AIM OF THE EXERCISE:
Print every line of the listing unchanged, from the line containing "legend-swatch-9 [2017,86,2044,112]" down to the line containing "region-algeria [922,546,1004,633]", both of those included.

* * * * * * *

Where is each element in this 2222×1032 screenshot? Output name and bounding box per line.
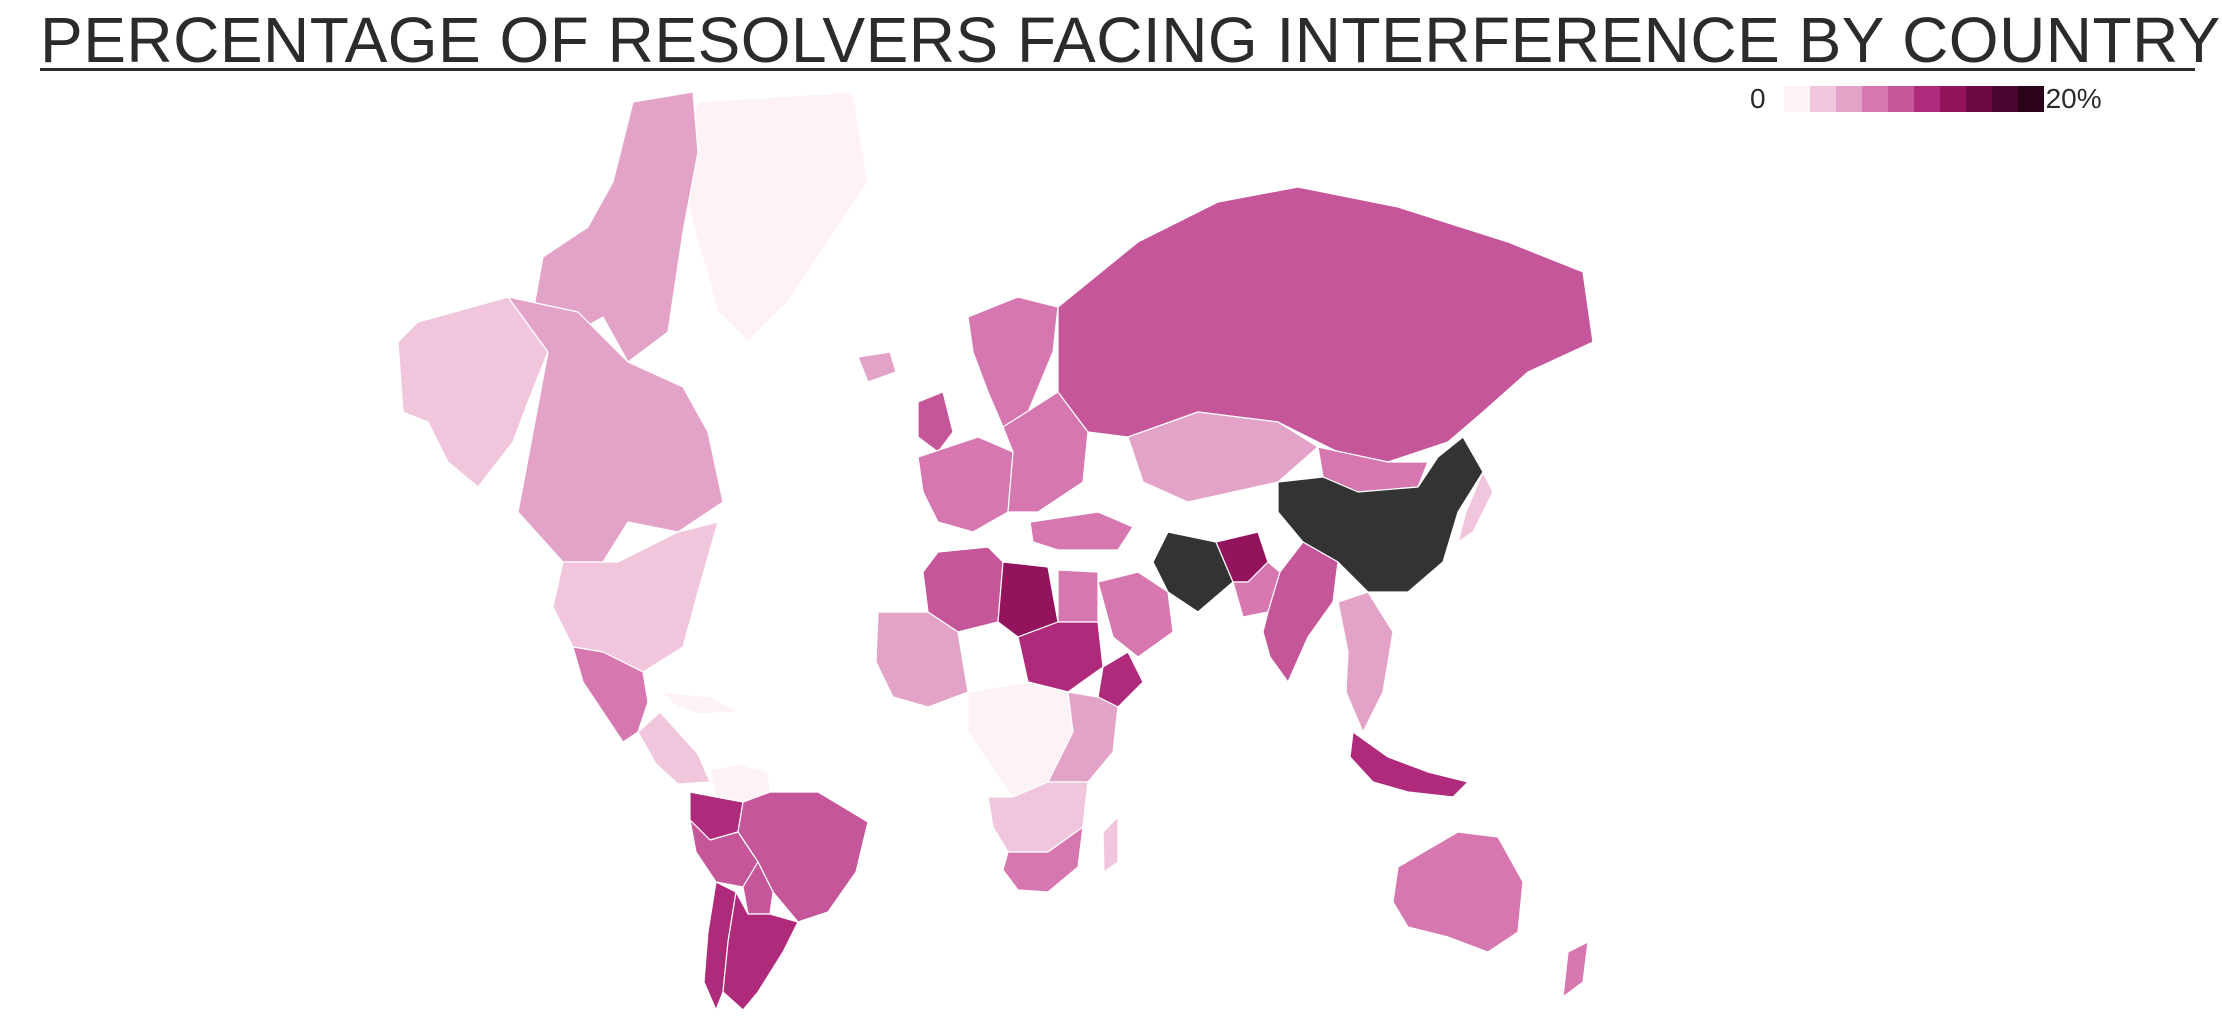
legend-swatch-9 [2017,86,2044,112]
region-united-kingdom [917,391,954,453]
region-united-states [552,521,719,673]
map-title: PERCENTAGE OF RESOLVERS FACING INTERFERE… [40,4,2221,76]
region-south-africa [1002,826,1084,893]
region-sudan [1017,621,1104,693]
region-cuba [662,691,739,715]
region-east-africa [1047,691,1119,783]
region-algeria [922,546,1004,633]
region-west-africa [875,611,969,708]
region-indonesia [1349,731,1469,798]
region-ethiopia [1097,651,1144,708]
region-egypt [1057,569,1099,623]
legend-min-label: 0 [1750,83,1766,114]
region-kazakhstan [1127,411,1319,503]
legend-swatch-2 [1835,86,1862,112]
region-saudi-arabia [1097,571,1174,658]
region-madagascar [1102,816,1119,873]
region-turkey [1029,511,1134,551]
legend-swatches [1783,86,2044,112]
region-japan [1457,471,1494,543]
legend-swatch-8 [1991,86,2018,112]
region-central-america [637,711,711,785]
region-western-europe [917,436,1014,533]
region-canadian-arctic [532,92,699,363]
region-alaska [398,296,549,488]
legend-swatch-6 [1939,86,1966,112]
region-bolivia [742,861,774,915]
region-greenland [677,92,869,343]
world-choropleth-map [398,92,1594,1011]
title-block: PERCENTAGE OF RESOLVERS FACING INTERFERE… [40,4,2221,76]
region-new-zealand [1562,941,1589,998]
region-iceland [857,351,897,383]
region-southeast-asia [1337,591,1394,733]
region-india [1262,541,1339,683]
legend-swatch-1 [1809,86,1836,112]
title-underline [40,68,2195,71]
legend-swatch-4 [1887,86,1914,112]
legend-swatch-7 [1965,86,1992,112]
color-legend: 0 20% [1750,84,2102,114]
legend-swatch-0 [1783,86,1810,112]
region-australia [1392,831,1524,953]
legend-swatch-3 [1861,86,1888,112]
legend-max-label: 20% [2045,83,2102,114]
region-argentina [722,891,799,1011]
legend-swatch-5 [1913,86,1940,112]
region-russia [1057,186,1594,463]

* * * * * * *

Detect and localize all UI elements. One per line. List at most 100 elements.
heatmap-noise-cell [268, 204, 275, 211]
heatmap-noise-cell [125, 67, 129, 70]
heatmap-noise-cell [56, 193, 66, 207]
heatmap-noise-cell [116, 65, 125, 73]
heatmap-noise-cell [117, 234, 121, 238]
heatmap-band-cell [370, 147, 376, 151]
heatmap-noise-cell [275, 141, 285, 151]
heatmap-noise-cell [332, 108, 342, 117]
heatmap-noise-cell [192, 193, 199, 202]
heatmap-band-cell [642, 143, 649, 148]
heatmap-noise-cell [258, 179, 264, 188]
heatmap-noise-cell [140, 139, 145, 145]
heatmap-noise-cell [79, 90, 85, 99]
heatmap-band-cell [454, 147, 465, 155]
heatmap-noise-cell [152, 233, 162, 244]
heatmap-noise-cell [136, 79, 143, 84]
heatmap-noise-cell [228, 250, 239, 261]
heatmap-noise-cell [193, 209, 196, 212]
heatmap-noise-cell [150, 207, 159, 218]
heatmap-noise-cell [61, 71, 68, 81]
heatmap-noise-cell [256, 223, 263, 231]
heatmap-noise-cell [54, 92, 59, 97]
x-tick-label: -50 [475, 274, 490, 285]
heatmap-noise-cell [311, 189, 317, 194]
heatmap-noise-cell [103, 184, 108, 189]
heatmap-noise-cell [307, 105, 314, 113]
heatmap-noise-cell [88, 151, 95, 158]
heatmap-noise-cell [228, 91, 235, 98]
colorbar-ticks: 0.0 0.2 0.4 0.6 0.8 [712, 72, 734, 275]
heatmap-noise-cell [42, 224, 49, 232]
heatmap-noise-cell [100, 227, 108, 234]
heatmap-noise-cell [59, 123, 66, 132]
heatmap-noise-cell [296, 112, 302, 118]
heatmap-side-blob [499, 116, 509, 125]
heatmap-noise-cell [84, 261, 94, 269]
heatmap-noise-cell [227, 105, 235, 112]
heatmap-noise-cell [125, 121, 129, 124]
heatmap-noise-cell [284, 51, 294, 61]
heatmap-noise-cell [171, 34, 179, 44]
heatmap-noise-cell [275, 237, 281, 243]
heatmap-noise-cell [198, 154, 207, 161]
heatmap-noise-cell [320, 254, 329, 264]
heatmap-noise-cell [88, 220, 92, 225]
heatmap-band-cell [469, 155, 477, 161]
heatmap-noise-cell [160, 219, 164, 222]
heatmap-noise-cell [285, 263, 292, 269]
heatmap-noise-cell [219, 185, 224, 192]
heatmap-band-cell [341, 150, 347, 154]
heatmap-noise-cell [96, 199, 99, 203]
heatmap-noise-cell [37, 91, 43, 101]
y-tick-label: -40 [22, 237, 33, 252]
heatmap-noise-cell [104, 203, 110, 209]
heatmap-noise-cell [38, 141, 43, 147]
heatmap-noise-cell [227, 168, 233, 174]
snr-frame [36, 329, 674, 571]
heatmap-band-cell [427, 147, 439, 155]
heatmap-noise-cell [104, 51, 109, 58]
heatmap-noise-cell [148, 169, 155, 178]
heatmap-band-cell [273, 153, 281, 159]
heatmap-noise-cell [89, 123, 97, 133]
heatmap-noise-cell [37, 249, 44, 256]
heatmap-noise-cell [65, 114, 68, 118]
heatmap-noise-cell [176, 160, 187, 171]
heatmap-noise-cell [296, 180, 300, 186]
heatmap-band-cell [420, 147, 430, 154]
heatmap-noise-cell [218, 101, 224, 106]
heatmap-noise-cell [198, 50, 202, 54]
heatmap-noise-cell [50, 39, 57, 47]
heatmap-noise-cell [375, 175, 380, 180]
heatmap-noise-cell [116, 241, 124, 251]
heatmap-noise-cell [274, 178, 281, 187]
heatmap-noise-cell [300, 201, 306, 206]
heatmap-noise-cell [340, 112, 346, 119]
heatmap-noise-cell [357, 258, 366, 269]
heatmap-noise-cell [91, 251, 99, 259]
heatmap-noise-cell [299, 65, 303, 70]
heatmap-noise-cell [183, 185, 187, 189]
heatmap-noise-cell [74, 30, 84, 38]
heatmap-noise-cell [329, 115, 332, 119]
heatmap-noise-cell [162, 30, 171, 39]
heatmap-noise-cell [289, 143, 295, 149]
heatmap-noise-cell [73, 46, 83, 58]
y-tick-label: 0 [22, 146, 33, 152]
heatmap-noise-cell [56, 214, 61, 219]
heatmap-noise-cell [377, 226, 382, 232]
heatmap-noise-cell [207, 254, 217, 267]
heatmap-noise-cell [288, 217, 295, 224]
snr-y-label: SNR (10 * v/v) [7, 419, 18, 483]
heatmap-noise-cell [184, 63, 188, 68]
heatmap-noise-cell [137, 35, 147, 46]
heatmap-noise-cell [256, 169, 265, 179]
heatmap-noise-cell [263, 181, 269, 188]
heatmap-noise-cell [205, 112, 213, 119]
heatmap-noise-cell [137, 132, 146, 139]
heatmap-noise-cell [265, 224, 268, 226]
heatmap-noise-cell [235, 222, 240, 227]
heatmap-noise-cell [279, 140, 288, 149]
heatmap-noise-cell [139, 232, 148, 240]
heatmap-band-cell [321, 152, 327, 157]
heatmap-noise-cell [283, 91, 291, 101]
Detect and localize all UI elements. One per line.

* * * * * * *

EXERCISE ANSWER:
legend-swatch-9 [2017,86,2044,112]
region-united-kingdom [917,391,954,453]
region-united-states [552,521,719,673]
map-title: PERCENTAGE OF RESOLVERS FACING INTERFERE… [40,4,2221,76]
region-south-africa [1002,826,1084,893]
region-sudan [1017,621,1104,693]
region-cuba [662,691,739,715]
region-east-africa [1047,691,1119,783]
region-algeria [922,546,1004,633]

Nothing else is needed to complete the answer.